Task objective
Copy the lines of the listing below character for character, from the line with "135, 221, 159]" to the line with "table-cell: Available Virtual", both included.

Record set
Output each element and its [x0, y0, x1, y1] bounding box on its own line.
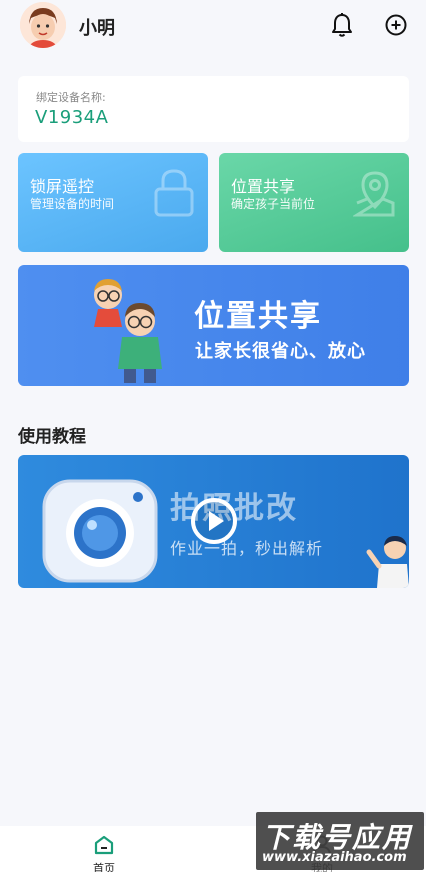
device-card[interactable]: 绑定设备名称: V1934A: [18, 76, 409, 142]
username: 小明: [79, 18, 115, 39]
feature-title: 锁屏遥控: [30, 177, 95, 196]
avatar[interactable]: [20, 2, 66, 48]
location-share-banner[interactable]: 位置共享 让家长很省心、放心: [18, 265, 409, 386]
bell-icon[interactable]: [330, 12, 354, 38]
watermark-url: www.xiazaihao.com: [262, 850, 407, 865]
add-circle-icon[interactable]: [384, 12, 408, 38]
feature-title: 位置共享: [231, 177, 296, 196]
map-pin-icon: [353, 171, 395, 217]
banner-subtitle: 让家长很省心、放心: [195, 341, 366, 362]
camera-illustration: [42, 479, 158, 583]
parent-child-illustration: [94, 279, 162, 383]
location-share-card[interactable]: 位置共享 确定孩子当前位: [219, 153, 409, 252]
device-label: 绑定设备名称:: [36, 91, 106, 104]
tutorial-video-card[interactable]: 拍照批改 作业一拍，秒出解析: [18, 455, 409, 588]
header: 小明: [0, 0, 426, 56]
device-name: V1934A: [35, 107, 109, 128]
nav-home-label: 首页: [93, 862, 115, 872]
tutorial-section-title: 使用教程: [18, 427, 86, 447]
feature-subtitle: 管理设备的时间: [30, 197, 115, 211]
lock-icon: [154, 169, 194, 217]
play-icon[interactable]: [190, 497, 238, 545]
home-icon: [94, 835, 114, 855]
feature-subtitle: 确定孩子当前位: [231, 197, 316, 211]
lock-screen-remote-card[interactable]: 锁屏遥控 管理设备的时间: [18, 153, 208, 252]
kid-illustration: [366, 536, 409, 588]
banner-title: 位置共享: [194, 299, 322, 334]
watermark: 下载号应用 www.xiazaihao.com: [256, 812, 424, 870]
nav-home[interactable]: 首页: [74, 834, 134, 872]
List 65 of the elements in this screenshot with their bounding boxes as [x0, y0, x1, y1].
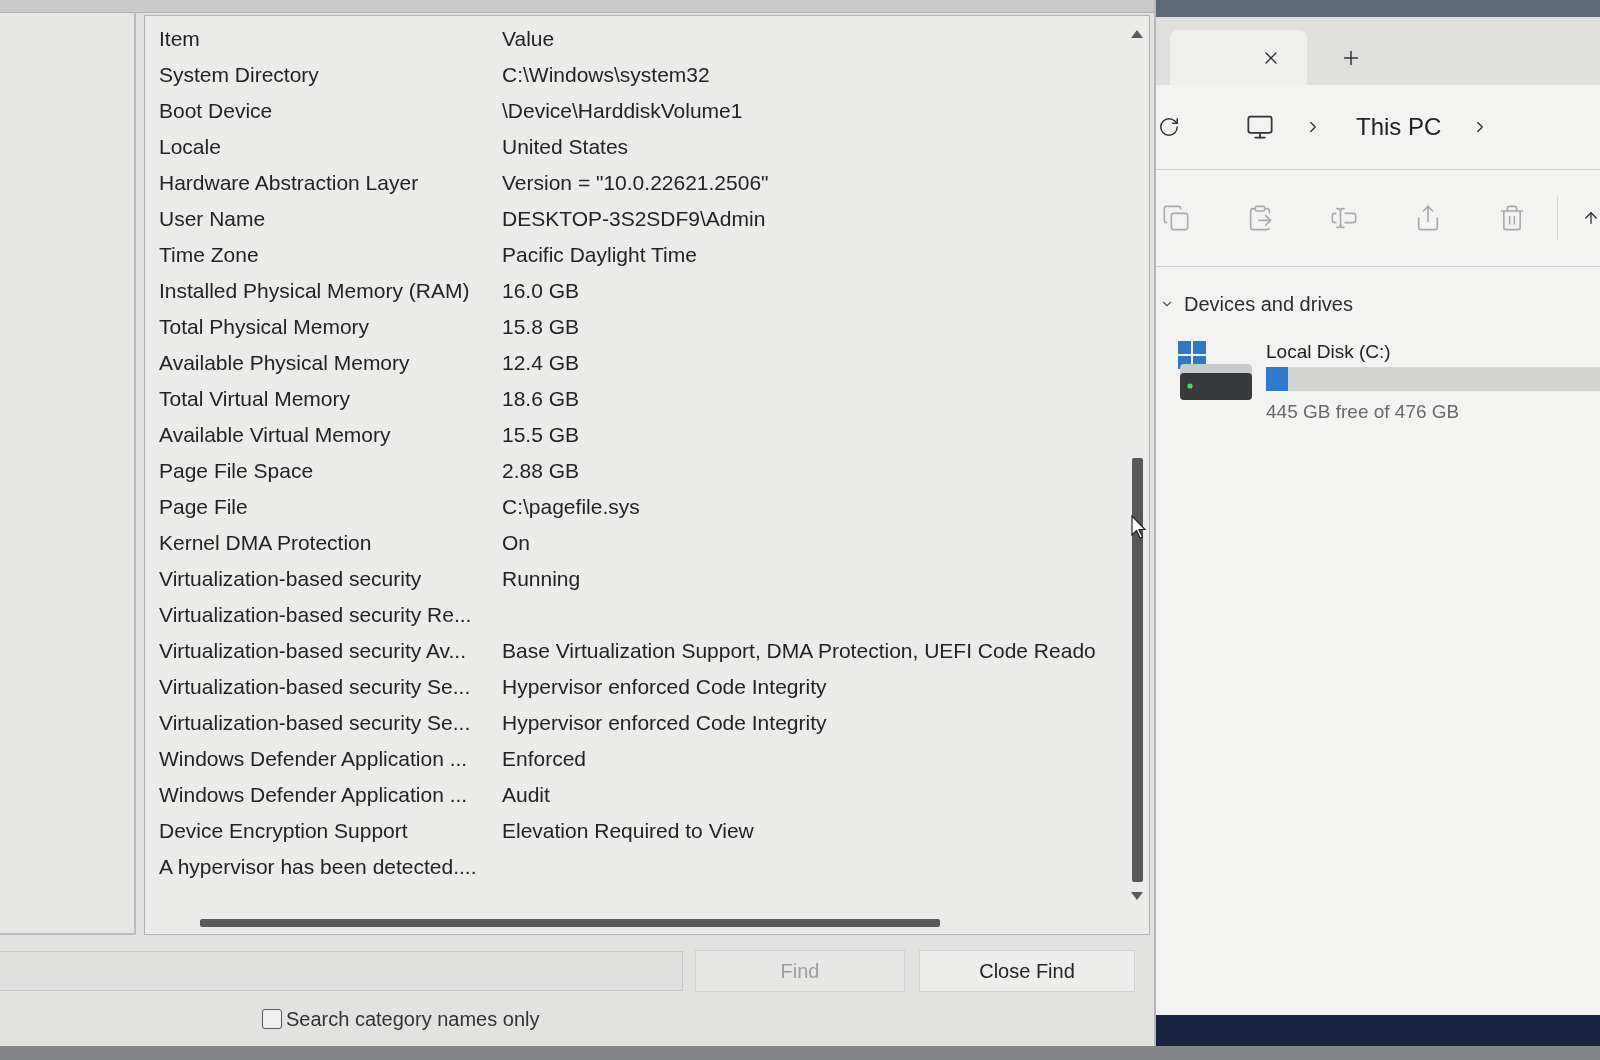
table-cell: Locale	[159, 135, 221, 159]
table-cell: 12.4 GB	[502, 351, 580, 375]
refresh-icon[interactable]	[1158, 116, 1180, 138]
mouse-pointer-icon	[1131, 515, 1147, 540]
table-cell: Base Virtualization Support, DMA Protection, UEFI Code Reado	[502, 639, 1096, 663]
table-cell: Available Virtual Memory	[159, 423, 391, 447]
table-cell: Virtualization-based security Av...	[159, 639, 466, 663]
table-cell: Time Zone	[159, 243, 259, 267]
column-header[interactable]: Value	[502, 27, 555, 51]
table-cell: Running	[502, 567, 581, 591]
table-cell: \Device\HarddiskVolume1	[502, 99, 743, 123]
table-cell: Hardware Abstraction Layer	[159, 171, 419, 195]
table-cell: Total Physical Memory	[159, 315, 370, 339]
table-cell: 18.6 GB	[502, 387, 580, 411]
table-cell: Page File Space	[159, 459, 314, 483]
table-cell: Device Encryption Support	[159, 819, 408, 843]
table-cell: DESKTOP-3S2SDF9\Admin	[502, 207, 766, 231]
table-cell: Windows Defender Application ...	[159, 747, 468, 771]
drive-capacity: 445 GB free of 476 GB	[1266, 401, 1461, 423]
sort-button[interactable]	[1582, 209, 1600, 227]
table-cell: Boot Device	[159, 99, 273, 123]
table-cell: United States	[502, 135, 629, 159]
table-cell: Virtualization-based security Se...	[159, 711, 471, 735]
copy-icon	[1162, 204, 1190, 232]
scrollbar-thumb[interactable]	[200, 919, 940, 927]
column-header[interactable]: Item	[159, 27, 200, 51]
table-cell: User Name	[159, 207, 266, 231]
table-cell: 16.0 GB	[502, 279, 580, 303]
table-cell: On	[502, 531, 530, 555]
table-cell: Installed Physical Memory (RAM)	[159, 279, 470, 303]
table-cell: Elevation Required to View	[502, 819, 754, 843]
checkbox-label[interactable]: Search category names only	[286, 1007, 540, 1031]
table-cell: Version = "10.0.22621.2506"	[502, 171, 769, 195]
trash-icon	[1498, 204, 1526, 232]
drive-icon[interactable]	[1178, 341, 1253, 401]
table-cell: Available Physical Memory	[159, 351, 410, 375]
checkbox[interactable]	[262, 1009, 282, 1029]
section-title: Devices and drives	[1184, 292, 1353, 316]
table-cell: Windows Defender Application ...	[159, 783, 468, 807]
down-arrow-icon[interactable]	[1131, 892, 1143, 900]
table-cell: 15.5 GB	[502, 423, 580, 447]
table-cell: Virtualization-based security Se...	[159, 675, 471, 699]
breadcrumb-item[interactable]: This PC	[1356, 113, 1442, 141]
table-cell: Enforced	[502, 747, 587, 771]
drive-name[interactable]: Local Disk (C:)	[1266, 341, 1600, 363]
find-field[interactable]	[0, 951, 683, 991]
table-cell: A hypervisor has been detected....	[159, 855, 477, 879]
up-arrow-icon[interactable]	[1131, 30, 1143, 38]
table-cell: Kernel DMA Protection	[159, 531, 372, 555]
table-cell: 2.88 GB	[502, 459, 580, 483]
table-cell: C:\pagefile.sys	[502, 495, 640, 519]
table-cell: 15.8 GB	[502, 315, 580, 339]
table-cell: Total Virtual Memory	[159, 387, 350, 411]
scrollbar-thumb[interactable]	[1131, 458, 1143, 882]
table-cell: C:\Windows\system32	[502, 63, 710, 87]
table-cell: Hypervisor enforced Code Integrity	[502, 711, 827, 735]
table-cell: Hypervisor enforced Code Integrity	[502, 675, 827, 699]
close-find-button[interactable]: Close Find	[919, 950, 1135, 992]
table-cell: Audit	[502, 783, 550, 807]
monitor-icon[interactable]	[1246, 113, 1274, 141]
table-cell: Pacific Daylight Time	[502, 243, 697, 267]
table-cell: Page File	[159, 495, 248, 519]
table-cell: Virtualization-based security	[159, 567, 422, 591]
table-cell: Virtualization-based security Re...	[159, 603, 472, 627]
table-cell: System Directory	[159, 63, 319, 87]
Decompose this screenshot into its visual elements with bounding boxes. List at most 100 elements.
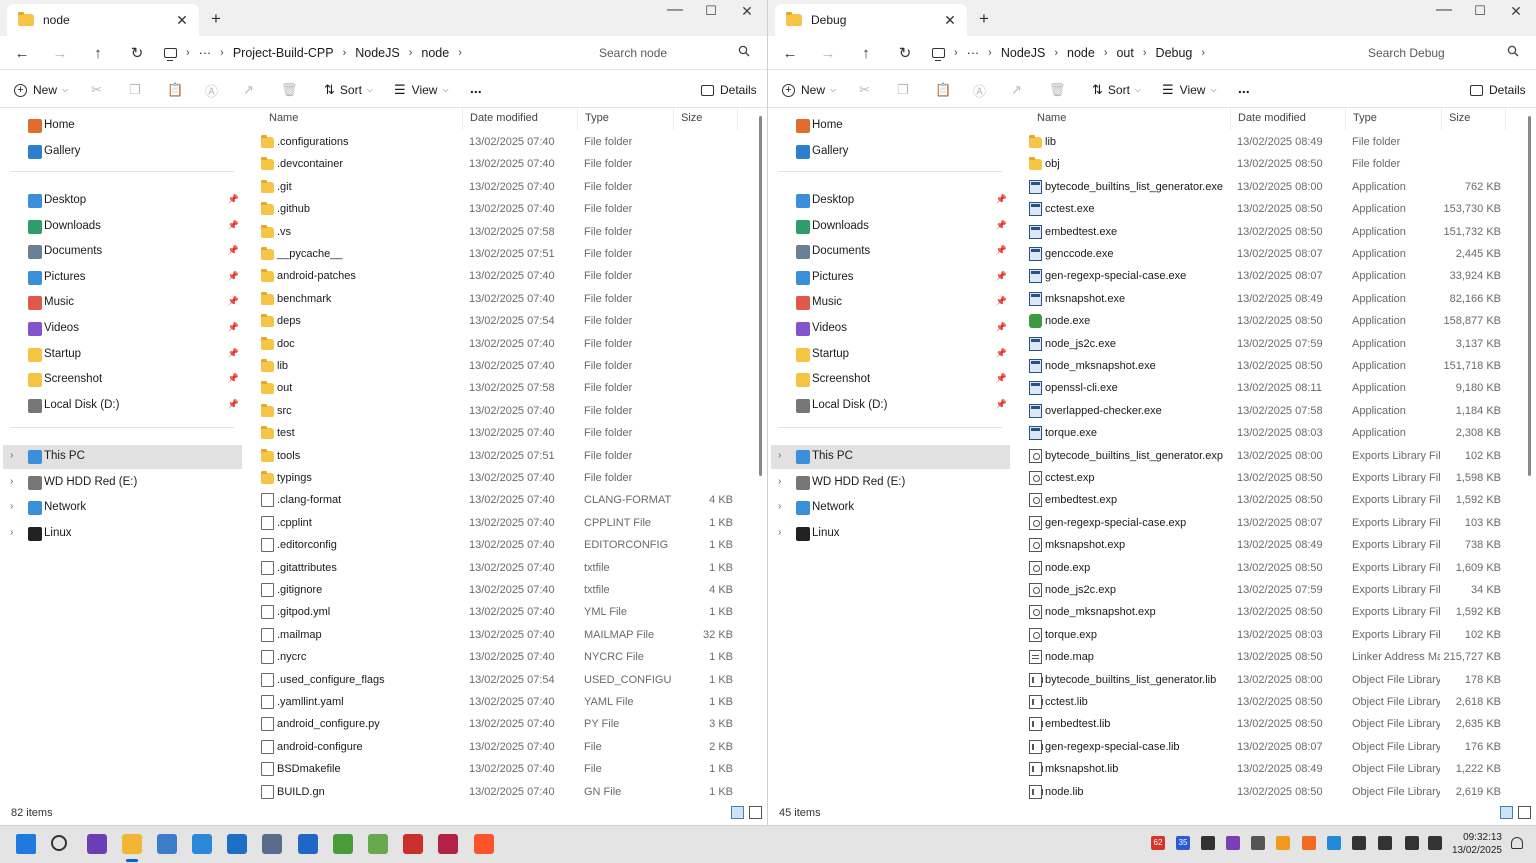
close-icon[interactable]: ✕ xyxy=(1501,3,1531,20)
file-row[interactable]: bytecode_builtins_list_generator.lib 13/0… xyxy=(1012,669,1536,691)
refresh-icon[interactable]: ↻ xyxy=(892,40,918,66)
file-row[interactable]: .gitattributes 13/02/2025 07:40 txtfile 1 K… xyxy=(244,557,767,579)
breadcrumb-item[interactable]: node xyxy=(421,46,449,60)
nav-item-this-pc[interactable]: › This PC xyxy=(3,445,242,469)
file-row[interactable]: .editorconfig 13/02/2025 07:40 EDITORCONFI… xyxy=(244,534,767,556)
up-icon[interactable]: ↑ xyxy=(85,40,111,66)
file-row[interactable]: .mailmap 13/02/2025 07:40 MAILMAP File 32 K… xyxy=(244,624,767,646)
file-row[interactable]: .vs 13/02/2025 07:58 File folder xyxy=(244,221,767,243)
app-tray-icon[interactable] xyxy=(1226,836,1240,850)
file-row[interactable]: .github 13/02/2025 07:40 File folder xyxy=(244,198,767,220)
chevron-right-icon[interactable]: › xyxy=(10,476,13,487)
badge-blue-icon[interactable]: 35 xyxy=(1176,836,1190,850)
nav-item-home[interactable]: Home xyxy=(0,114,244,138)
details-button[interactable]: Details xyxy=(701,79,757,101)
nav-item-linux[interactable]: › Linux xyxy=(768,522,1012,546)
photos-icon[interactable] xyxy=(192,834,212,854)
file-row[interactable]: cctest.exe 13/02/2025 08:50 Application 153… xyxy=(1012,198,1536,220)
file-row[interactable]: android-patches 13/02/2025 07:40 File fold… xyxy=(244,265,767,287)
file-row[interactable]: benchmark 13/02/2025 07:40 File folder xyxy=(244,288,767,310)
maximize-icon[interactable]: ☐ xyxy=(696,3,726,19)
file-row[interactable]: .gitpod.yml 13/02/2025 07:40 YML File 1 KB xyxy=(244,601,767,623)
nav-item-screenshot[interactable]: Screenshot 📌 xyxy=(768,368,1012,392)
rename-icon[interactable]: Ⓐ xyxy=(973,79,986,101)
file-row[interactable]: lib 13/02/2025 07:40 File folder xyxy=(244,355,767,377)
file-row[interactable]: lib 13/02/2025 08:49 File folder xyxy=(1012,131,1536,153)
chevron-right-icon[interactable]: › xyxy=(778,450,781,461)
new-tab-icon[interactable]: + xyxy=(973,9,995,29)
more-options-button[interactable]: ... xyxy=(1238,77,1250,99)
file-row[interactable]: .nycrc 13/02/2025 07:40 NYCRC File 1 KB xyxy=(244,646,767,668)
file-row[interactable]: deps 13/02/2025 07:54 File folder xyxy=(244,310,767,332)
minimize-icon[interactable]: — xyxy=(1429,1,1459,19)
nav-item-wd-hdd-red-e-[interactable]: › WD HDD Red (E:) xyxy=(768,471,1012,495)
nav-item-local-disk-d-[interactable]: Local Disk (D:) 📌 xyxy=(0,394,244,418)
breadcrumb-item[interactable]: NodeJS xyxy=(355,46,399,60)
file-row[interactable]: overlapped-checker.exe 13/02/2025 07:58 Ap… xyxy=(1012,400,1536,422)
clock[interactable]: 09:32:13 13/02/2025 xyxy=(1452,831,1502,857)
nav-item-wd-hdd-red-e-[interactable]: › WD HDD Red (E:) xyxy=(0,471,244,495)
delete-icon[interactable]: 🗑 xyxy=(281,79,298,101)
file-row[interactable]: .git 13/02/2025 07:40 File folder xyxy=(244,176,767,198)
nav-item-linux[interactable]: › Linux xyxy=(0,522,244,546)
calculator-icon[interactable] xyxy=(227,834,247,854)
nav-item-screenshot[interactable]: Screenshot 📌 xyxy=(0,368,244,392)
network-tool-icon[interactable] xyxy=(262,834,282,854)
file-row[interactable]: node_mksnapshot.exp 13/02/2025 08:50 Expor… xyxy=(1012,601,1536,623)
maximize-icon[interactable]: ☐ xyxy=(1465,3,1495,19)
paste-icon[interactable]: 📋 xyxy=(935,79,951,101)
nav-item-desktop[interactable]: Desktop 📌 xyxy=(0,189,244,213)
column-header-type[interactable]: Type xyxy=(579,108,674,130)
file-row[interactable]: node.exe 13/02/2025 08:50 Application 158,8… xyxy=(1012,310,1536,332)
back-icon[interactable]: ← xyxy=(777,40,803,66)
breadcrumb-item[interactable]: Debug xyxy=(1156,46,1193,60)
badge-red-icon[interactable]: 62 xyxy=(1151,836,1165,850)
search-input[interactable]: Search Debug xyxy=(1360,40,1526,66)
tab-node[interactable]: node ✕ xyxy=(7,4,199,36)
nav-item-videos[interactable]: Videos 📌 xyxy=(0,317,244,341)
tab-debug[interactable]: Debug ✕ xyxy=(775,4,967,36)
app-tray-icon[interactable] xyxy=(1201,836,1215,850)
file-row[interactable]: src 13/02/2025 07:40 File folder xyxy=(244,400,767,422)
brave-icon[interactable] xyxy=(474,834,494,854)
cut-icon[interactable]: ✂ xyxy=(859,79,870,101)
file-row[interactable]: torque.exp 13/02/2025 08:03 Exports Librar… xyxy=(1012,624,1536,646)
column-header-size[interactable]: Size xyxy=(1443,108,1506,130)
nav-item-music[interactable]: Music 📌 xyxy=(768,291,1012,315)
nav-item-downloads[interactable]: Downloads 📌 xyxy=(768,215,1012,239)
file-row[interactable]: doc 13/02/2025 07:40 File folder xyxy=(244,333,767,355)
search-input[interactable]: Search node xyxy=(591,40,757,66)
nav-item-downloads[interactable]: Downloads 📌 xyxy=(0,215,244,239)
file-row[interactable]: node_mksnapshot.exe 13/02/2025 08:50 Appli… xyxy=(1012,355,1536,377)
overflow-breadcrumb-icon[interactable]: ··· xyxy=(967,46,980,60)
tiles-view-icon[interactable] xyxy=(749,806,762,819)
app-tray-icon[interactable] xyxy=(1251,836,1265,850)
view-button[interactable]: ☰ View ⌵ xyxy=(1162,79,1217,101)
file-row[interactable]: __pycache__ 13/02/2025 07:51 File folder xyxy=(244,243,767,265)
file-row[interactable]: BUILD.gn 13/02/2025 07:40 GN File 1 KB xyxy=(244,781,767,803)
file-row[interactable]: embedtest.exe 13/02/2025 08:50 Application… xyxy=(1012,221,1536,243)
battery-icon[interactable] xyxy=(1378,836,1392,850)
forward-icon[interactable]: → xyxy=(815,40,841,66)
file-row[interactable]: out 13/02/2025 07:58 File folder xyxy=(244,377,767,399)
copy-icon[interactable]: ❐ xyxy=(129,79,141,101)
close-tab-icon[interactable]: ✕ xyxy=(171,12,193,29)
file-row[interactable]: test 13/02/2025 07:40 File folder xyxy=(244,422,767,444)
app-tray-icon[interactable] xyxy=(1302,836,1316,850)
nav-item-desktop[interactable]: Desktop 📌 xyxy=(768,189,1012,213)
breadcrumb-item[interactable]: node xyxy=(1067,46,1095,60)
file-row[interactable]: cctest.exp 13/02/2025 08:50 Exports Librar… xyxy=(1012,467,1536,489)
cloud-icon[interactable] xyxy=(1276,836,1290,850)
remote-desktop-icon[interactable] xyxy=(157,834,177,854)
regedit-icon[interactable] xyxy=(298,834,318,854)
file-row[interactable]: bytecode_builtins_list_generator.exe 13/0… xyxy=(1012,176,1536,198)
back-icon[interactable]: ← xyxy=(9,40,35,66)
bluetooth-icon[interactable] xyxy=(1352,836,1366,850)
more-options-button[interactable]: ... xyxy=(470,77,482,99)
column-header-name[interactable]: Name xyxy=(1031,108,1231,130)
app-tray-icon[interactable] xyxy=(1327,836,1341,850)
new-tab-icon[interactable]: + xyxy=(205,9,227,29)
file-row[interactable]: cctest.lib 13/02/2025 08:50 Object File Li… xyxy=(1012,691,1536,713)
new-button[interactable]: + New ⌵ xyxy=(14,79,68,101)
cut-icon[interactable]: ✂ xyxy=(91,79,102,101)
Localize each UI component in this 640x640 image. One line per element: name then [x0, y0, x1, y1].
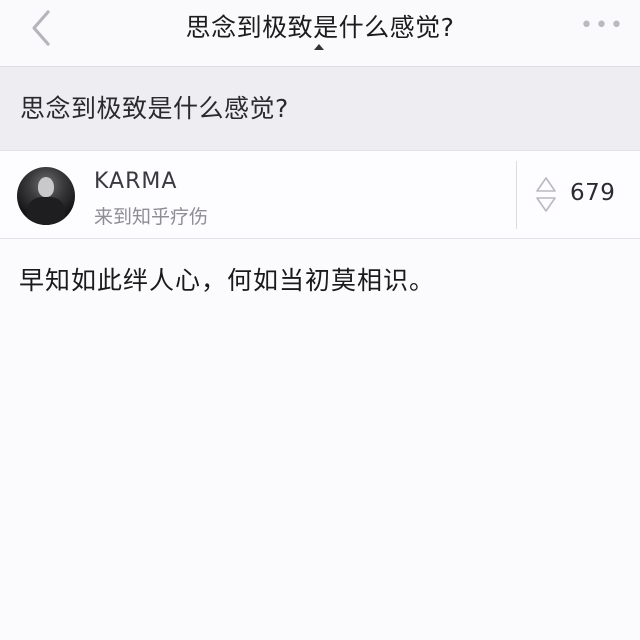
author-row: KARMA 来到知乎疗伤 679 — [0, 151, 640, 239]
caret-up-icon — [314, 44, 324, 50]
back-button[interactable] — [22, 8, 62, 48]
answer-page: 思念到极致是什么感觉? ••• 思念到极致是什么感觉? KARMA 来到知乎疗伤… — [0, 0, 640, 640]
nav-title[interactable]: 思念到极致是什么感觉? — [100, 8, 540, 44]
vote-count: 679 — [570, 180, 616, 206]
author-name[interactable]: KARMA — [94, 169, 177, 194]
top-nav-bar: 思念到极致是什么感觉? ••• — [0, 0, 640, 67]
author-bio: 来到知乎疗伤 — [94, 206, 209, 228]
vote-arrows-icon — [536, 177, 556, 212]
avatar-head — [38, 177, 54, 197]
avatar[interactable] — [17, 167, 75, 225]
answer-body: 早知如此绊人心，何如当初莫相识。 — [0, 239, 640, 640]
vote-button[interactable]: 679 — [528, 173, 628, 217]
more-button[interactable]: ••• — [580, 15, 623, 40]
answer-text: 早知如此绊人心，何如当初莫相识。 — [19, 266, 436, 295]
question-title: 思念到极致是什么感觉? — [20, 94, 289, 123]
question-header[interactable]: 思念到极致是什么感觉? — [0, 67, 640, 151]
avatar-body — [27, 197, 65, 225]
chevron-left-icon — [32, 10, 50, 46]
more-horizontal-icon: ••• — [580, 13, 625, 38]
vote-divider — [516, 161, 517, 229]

Result of this task
table-cell: Locale	[159, 135, 221, 159]
table-cell: 12.4 GB	[502, 351, 580, 375]
refresh-icon[interactable]	[1158, 116, 1180, 138]
mouse-pointer-icon	[1131, 515, 1147, 540]
table-cell: Base Virtualization Support, DMA Protection, UEFI Code Reado	[502, 639, 1096, 663]
table-cell: Available Virtual Memory	[159, 423, 391, 447]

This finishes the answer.